_Records for this task_

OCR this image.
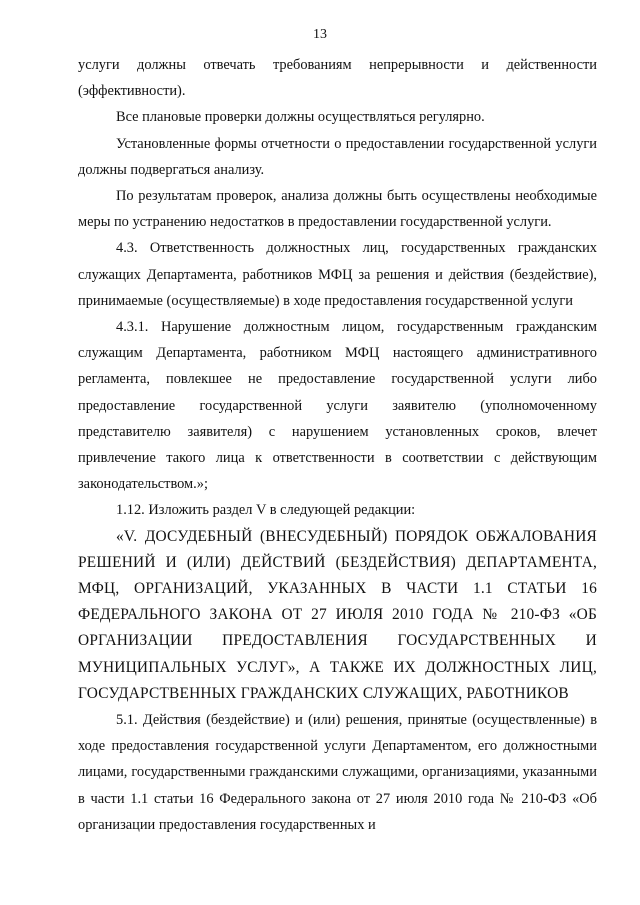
13

услуги должны отвечать требованиям непрерывности и действенности (эффективности).

Все плановые проверки должны осуществляться регулярно.

Установленные формы отчетности о предоставлении государственной услуги должны подвергаться анализу.

По результатам проверок, анализа должны быть осуществлены необходимые меры по устранению недостатков в предоставлении государственной услуги.

4.3. Ответственность должностных лиц, государственных гражданских служащих Департамента, работников МФЦ за решения и действия (бездействие), принимаемые (осуществляемые) в ходе предоставления государственной услуги

4.3.1. Нарушение должностным лицом, государственным гражданским служащим Департамента, работником МФЦ настоящего административного регламента, повлекшее не предоставление государственной услуги либо предоставление государственной услуги заявителю (уполномоченному представителю заявителя) с нарушением установленных сроков, влечет привлечение такого лица к ответственности в соответствии с действующим законодательством.»;

1.12. Изложить раздел V в следующей редакции:

«V. ДОСУДЕБНЫЙ (ВНЕСУДЕБНЫЙ) ПОРЯДОК ОБЖАЛОВАНИЯ РЕШЕНИЙ И (ИЛИ) ДЕЙСТВИЙ (БЕЗДЕЙСТВИЯ) ДЕПАРТАМЕНТА, МФЦ, ОРГАНИЗАЦИЙ, УКАЗАННЫХ В ЧАСТИ 1.1 СТАТЬИ 16 ФЕДЕРАЛЬНОГО ЗАКОНА ОТ 27 ИЮЛЯ 2010 ГОДА № 210-ФЗ «ОБ ОРГАНИЗАЦИИ ПРЕДОСТАВЛЕНИЯ ГОСУДАРСТВЕННЫХ И МУНИЦИПАЛЬНЫХ УСЛУГ», А ТАКЖЕ ИХ ДОЛЖНОСТНЫХ ЛИЦ, ГОСУДАРСТВЕННЫХ ГРАЖДАНСКИХ СЛУЖАЩИХ, РАБОТНИКОВ

5.1. Действия (бездействие) и (или) решения, принятые (осуществленные) в ходе предоставления государственной услуги Департаментом, его должностными лицами, государственными гражданскими служащими, организациями, указанными в части 1.1 статьи 16 Федерального закона от 27 июля 2010 года № 210-ФЗ «Об организации предоставления государственных и
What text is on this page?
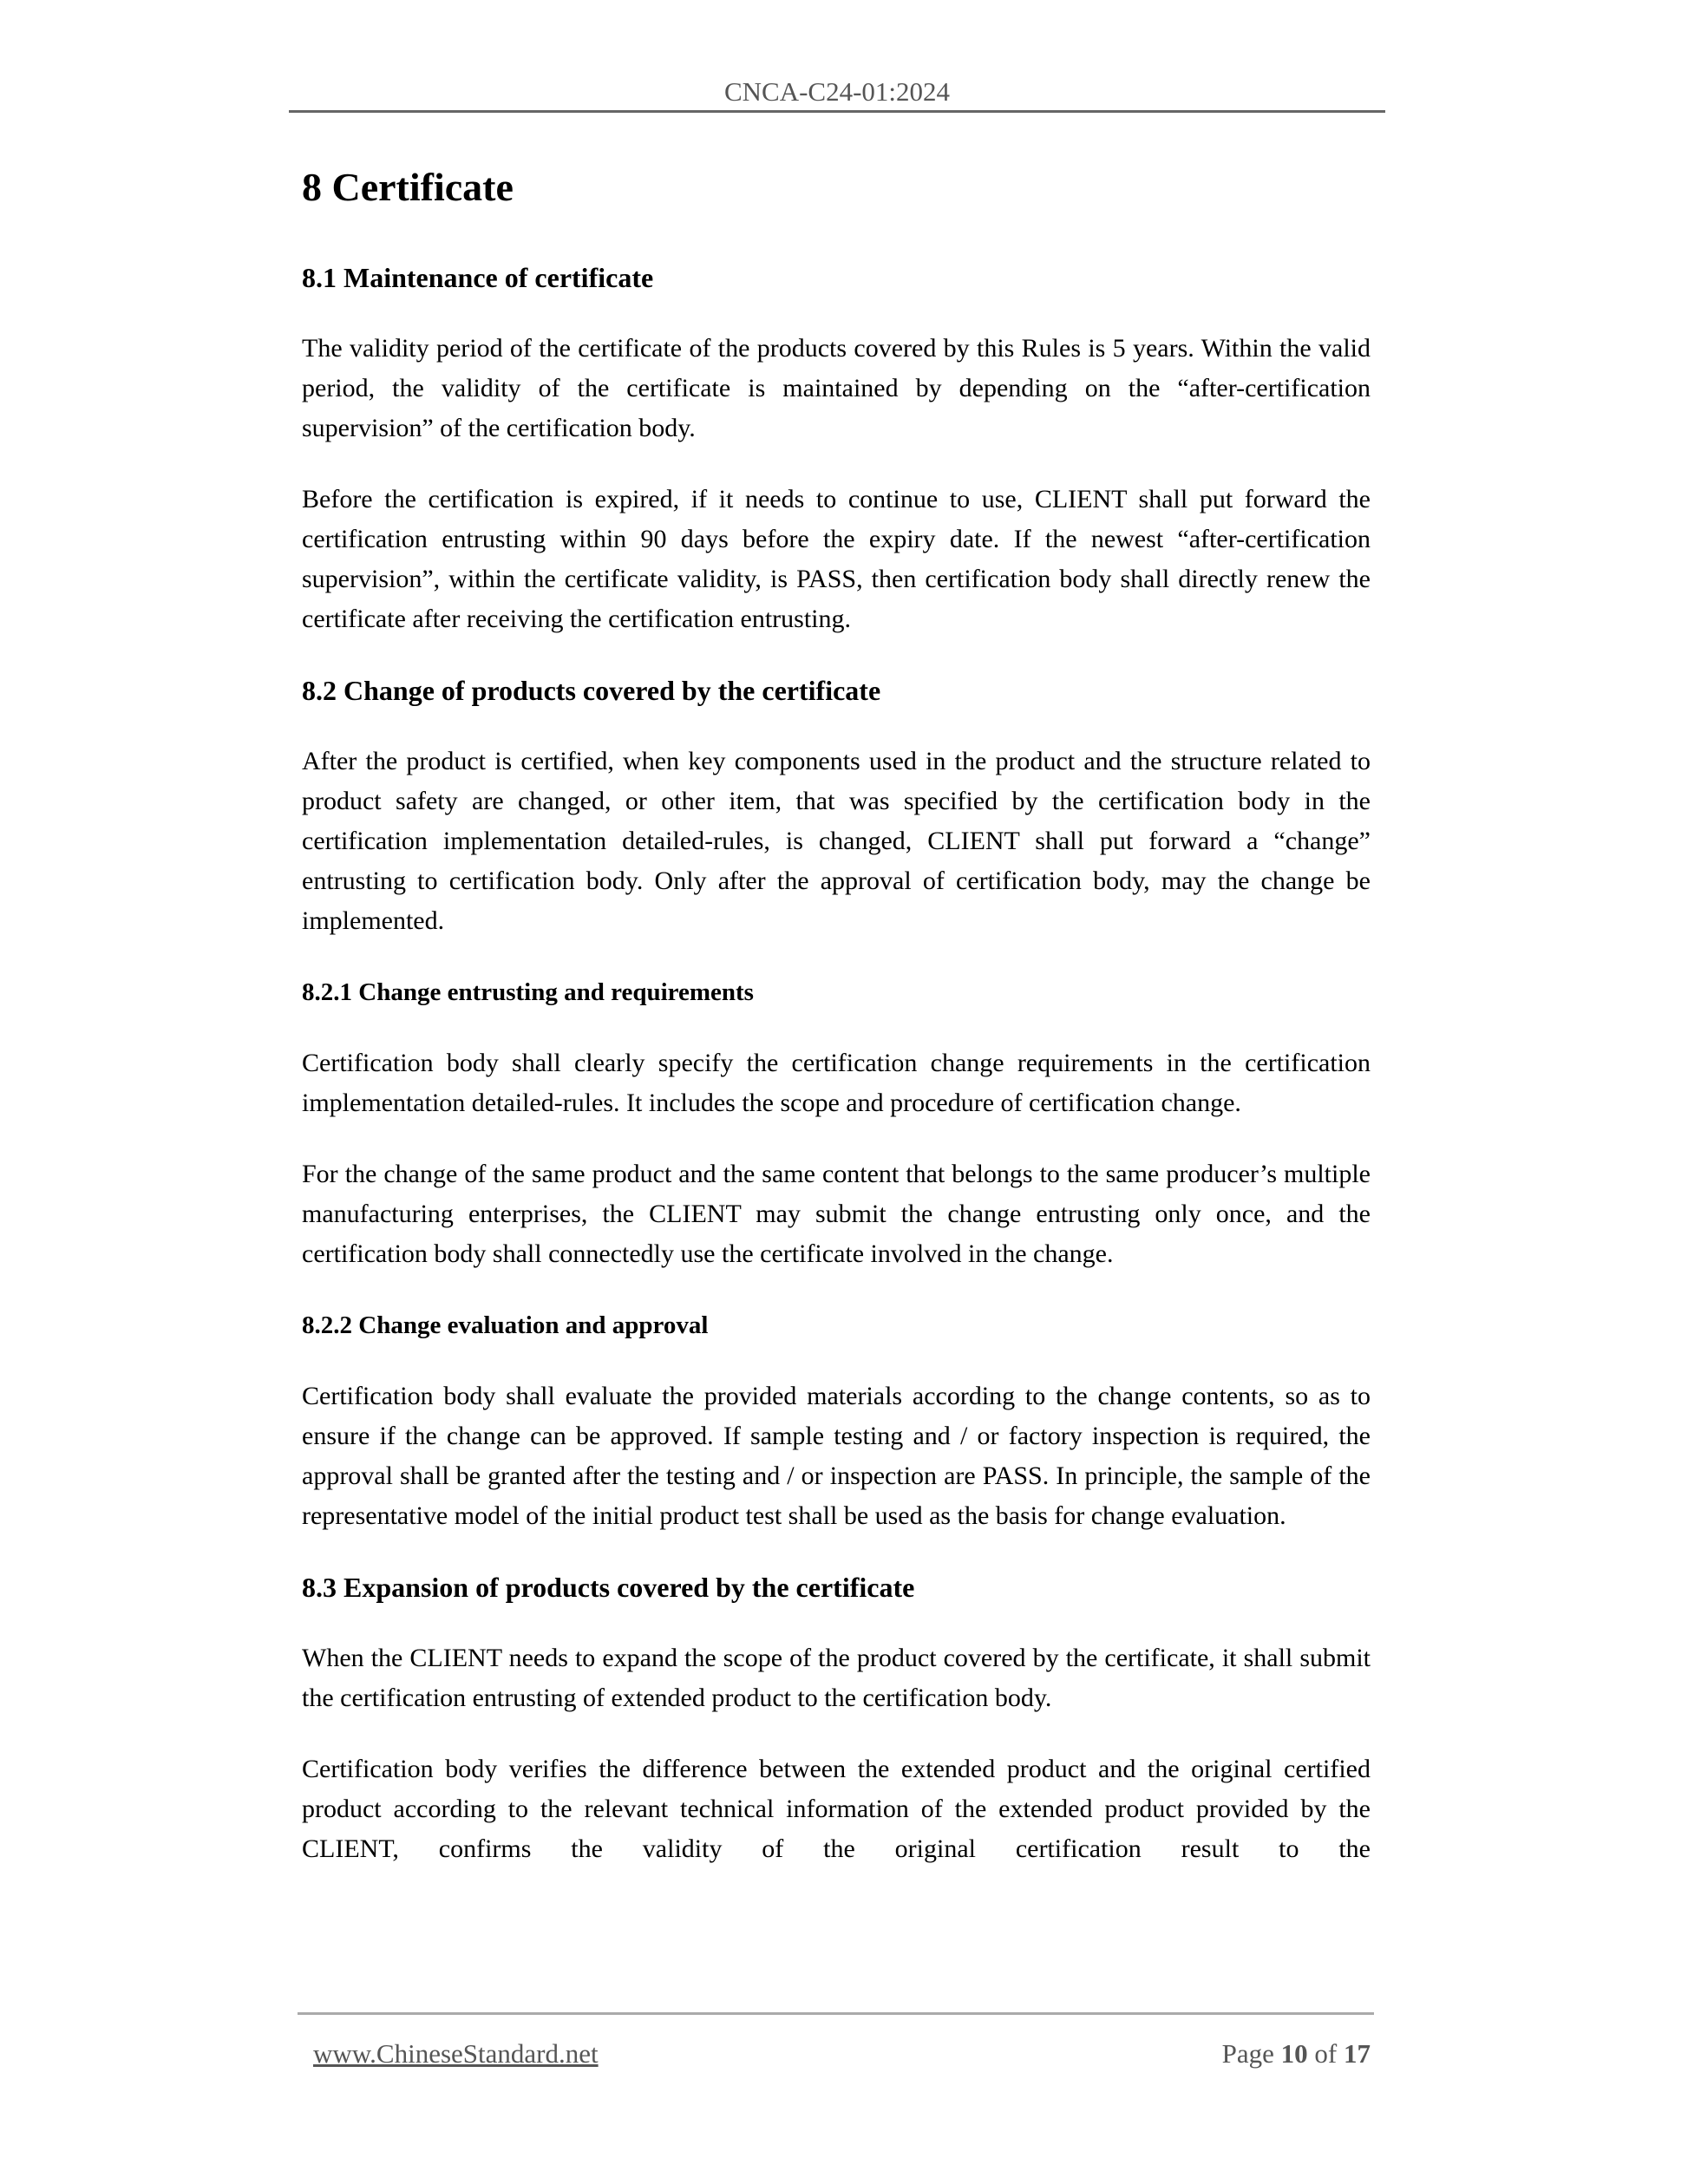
CNCA-C24-01:2024
8 Certificate
8.1 Maintenance of certificate

The validity period of the certificate of the products covered by this Rules is 5 years. Within the valid period, the validity of the certificate is maintained by depending on the “after-certification supervision” of the certification body.

Before the certification is expired, if it needs to continue to use, CLIENT shall put forward the certification entrusting within 90 days before the expiry date. If the newest “after-certification supervision”, within the certificate validity, is PASS, then certification body shall directly renew the certificate after receiving the certification entrusting.

8.2 Change of products covered by the certificate

After the product is certified, when key components used in the product and the structure related to product safety are changed, or other item, that was specified by the certification body in the certification implementation detailed-rules, is changed, CLIENT shall put forward a “change” entrusting to certification body. Only after the approval of certification body, may the change be implemented.

8.2.1 Change entrusting and requirements

Certification body shall clearly specify the certification change requirements in the certification implementation detailed-rules. It includes the scope and procedure of certification change.

For the change of the same product and the same content that belongs to the same producer’s multiple manufacturing enterprises, the CLIENT may submit the change entrusting only once, and the certification body shall connectedly use the certificate involved in the change.

8.2.2 Change evaluation and approval

Certification body shall evaluate the provided materials according to the change contents, so as to ensure if the change can be approved. If sample testing and / or factory inspection is required, the approval shall be granted after the testing and / or inspection are PASS. In principle, the sample of the representative model of the initial product test shall be used as the basis for change evaluation.

8.3 Expansion of products covered by the certificate

When the CLIENT needs to expand the scope of the product covered by the certificate, it shall submit the certification entrusting of extended product to the certification body.

Certification body verifies the difference between the extended product and the original certified product according to the relevant technical information of the extended product provided by the CLIENT, confirms the validity of the original certification result to the

www.ChineseStandard.net	Page 10 of 17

_Requirement_
Print out the whole of the material word for word, without pictures.

_Solution to the exercise_
OCR this image.
13

услуги должны отвечать требованиям непрерывности и действенности (эффективности).

Все плановые проверки должны осуществляться регулярно.

Установленные формы отчетности о предоставлении государственной услуги должны подвергаться анализу.

По результатам проверок, анализа должны быть осуществлены необходимые меры по устранению недостатков в предоставлении государственной услуги.

4.3. Ответственность должностных лиц, государственных гражданских служащих Департамента, работников МФЦ за решения и действия (бездействие), принимаемые (осуществляемые) в ходе предоставления государственной услуги

4.3.1. Нарушение должностным лицом, государственным гражданским служащим Департамента, работником МФЦ настоящего административного регламента, повлекшее не предоставление государственной услуги либо предоставление государственной услуги заявителю (уполномоченному представителю заявителя) с нарушением установленных сроков, влечет привлечение такого лица к ответственности в соответствии с действующим законодательством.»;

1.12. Изложить раздел V в следующей редакции:

«V. ДОСУДЕБНЫЙ (ВНЕСУДЕБНЫЙ) ПОРЯДОК ОБЖАЛОВАНИЯ РЕШЕНИЙ И (ИЛИ) ДЕЙСТВИЙ (БЕЗДЕЙСТВИЯ) ДЕПАРТАМЕНТА, МФЦ, ОРГАНИЗАЦИЙ, УКАЗАННЫХ В ЧАСТИ 1.1 СТАТЬИ 16 ФЕДЕРАЛЬНОГО ЗАКОНА ОТ 27 ИЮЛЯ 2010 ГОДА № 210-ФЗ «ОБ ОРГАНИЗАЦИИ ПРЕДОСТАВЛЕНИЯ ГОСУДАРСТВЕННЫХ И МУНИЦИПАЛЬНЫХ УСЛУГ», А ТАКЖЕ ИХ ДОЛЖНОСТНЫХ ЛИЦ, ГОСУДАРСТВЕННЫХ ГРАЖДАНСКИХ СЛУЖАЩИХ, РАБОТНИКОВ

5.1. Действия (бездействие) и (или) решения, принятые (осуществленные) в ходе предоставления государственной услуги Департаментом, его должностными лицами, государственными гражданскими служащими, организациями, указанными в части 1.1 статьи 16 Федерального закона от 27 июля 2010 года № 210-ФЗ «Об организации предоставления государственных и
What text is on this page?
CNCA-C24-01:2024
8 Certificate
8.1 Maintenance of certificate

The validity period of the certificate of the products covered by this Rules is 5 years. Within the valid period, the validity of the certificate is maintained by depending on the “after-certification supervision” of the certification body.

Before the certification is expired, if it needs to continue to use, CLIENT shall put forward the certification entrusting within 90 days before the expiry date. If the newest “after-certification supervision”, within the certificate validity, is PASS, then certification body shall directly renew the certificate after receiving the certification entrusting.

8.2 Change of products covered by the certificate

After the product is certified, when key components used in the product and the structure related to product safety are changed, or other item, that was specified by the certification body in the certification implementation detailed-rules, is changed, CLIENT shall put forward a “change” entrusting to certification body. Only after the approval of certification body, may the change be implemented.

8.2.1 Change entrusting and requirements

Certification body shall clearly specify the certification change requirements in the certification implementation detailed-rules. It includes the scope and procedure of certification change.

For the change of the same product and the same content that belongs to the same producer’s multiple manufacturing enterprises, the CLIENT may submit the change entrusting only once, and the certification body shall connectedly use the certificate involved in the change.

8.2.2 Change evaluation and approval

Certification body shall evaluate the provided materials according to the change contents, so as to ensure if the change can be approved. If sample testing and / or factory inspection is required, the approval shall be granted after the testing and / or inspection are PASS. In principle, the sample of the representative model of the initial product test shall be used as the basis for change evaluation.

8.3 Expansion of products covered by the certificate

When the CLIENT needs to expand the scope of the product covered by the certificate, it shall submit the certification entrusting of extended product to the certification body.

Certification body verifies the difference between the extended product and the original certified product according to the relevant technical information of the extended product provided by the CLIENT, confirms the validity of the original certification result to the

www.ChineseStandard.net	Page 10 of 17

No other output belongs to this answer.